Supplied records

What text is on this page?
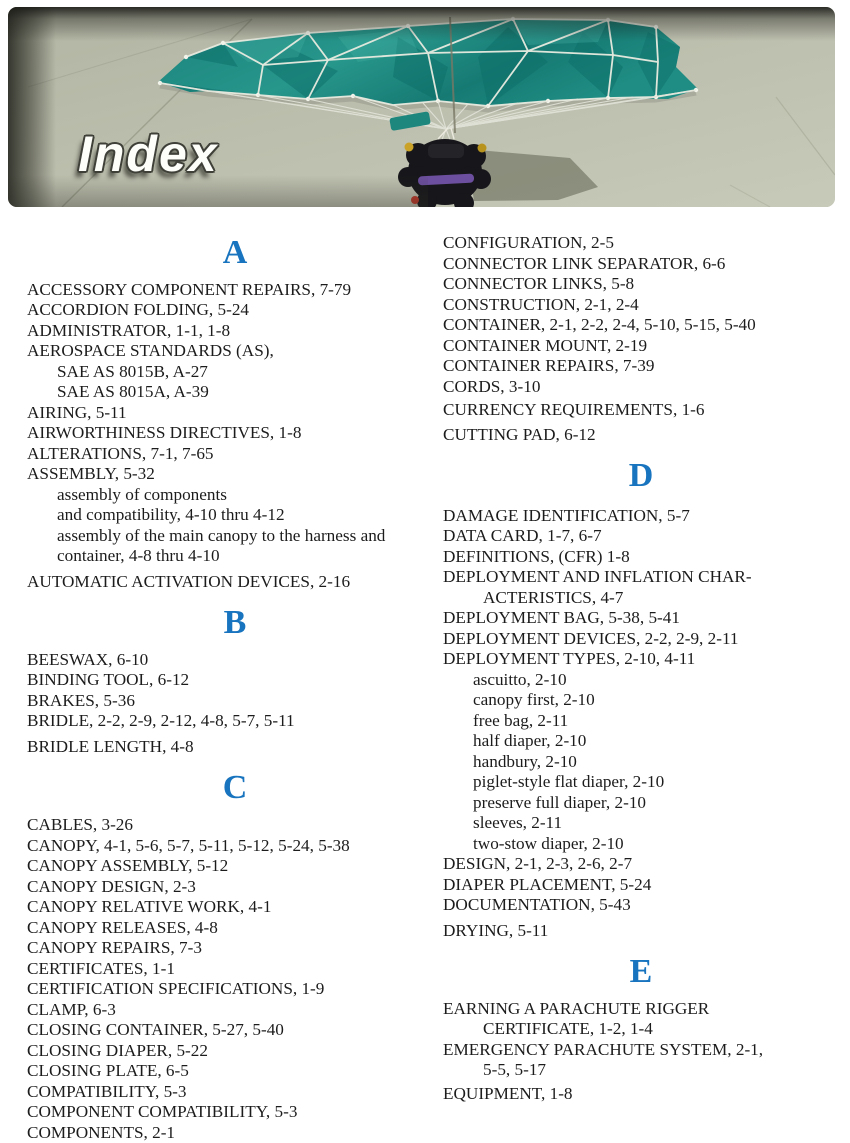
Index
A
ACCESSORY COMPONENT REPAIRS, 7-79
ACCORDION FOLDING, 5-24
ADMINISTRATOR, 1-1, 1-8
AEROSPACE STANDARDS (AS),
SAE AS 8015B, A-27
SAE AS 8015A, A-39
AIRING, 5-11
AIRWORTHINESS DIRECTIVES, 1-8
ALTERATIONS, 7-1, 7-65
ASSEMBLY, 5-32
assembly of components
and compatibility, 4-10 thru 4-12
assembly of the main canopy to the harness and
container, 4-8 thru 4-10
AUTOMATIC ACTIVATION DEVICES, 2-16
B
BEESWAX, 6-10
BINDING TOOL, 6-12
BRAKES, 5-36
BRIDLE, 2-2, 2-9, 2-12, 4-8, 5-7, 5-11
BRIDLE LENGTH, 4-8
C
CABLES, 3-26
CANOPY, 4-1, 5-6, 5-7, 5-11, 5-12, 5-24, 5-38
CANOPY ASSEMBLY, 5-12
CANOPY DESIGN, 2-3
CANOPY RELATIVE WORK, 4-1
CANOPY RELEASES, 4-8
CANOPY REPAIRS, 7-3
CERTIFICATES, 1-1
CERTIFICATION SPECIFICATIONS, 1-9
CLAMP, 6-3
CLOSING CONTAINER, 5-27, 5-40
CLOSING DIAPER, 5-22
CLOSING PLATE, 6-5
COMPATIBILITY, 5-3
COMPONENT COMPATIBILITY, 5-3
COMPONENTS, 2-1
CONFIGURATION, 2-5
CONNECTOR LINK SEPARATOR, 6-6
CONNECTOR LINKS, 5-8
CONSTRUCTION, 2-1, 2-4
CONTAINER, 2-1, 2-2, 2-4, 5-10, 5-15, 5-40
CONTAINER MOUNT, 2-19
CONTAINER REPAIRS, 7-39
CORDS, 3-10
CURRENCY REQUIREMENTS, 1-6
CUTTING PAD, 6-12
D
DAMAGE IDENTIFICATION, 5-7
DATA CARD, 1-7, 6-7
DEFINITIONS, (CFR) 1-8
DEPLOYMENT AND INFLATION CHAR-
ACTERISTICS, 4-7
DEPLOYMENT BAG, 5-38, 5-41
DEPLOYMENT DEVICES, 2-2, 2-9, 2-11
DEPLOYMENT TYPES, 2-10, 4-11
ascuitto, 2-10
canopy first, 2-10
free bag, 2-11
half diaper, 2-10
handbury, 2-10
piglet-style flat diaper, 2-10
preserve full diaper, 2-10
sleeves, 2-11
two-stow diaper, 2-10
DESIGN, 2-1, 2-3, 2-6, 2-7
DIAPER PLACEMENT, 5-24
DOCUMENTATION, 5-43
DRYING, 5-11
E
EARNING A PARACHUTE RIGGER
CERTIFICATE, 1-2, 1-4
EMERGENCY PARACHUTE SYSTEM, 2-1,
5-5, 5-17
EQUIPMENT, 1-8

Your task
Restate the listing above word for word, and skip the pictures.

The reply
What text is on this page?
Index
A
ACCESSORY COMPONENT REPAIRS, 7-79
ACCORDION FOLDING, 5-24
ADMINISTRATOR, 1-1, 1-8
AEROSPACE STANDARDS (AS),
SAE AS 8015B, A-27
SAE AS 8015A, A-39
AIRING, 5-11
AIRWORTHINESS DIRECTIVES, 1-8
ALTERATIONS, 7-1, 7-65
ASSEMBLY, 5-32
assembly of components
and compatibility, 4-10 thru 4-12
assembly of the main canopy to the harness and
container, 4-8 thru 4-10
AUTOMATIC ACTIVATION DEVICES, 2-16
B
BEESWAX, 6-10
BINDING TOOL, 6-12
BRAKES, 5-36
BRIDLE, 2-2, 2-9, 2-12, 4-8, 5-7, 5-11
BRIDLE LENGTH, 4-8
C
CABLES, 3-26
CANOPY, 4-1, 5-6, 5-7, 5-11, 5-12, 5-24, 5-38
CANOPY ASSEMBLY, 5-12
CANOPY DESIGN, 2-3
CANOPY RELATIVE WORK, 4-1
CANOPY RELEASES, 4-8
CANOPY REPAIRS, 7-3
CERTIFICATES, 1-1
CERTIFICATION SPECIFICATIONS, 1-9
CLAMP, 6-3
CLOSING CONTAINER, 5-27, 5-40
CLOSING DIAPER, 5-22
CLOSING PLATE, 6-5
COMPATIBILITY, 5-3
COMPONENT COMPATIBILITY, 5-3
COMPONENTS, 2-1
CONFIGURATION, 2-5
CONNECTOR LINK SEPARATOR, 6-6
CONNECTOR LINKS, 5-8
CONSTRUCTION, 2-1, 2-4
CONTAINER, 2-1, 2-2, 2-4, 5-10, 5-15, 5-40
CONTAINER MOUNT, 2-19
CONTAINER REPAIRS, 7-39
CORDS, 3-10
CURRENCY REQUIREMENTS, 1-6
CUTTING PAD, 6-12
D
DAMAGE IDENTIFICATION, 5-7
DATA CARD, 1-7, 6-7
DEFINITIONS, (CFR) 1-8
DEPLOYMENT AND INFLATION CHAR-
ACTERISTICS, 4-7
DEPLOYMENT BAG, 5-38, 5-41
DEPLOYMENT DEVICES, 2-2, 2-9, 2-11
DEPLOYMENT TYPES, 2-10, 4-11
ascuitto, 2-10
canopy first, 2-10
free bag, 2-11
half diaper, 2-10
handbury, 2-10
piglet-style flat diaper, 2-10
preserve full diaper, 2-10
sleeves, 2-11
two-stow diaper, 2-10
DESIGN, 2-1, 2-3, 2-6, 2-7
DIAPER PLACEMENT, 5-24
DOCUMENTATION, 5-43
DRYING, 5-11
E
EARNING A PARACHUTE RIGGER
CERTIFICATE, 1-2, 1-4
EMERGENCY PARACHUTE SYSTEM, 2-1,
5-5, 5-17
EQUIPMENT, 1-8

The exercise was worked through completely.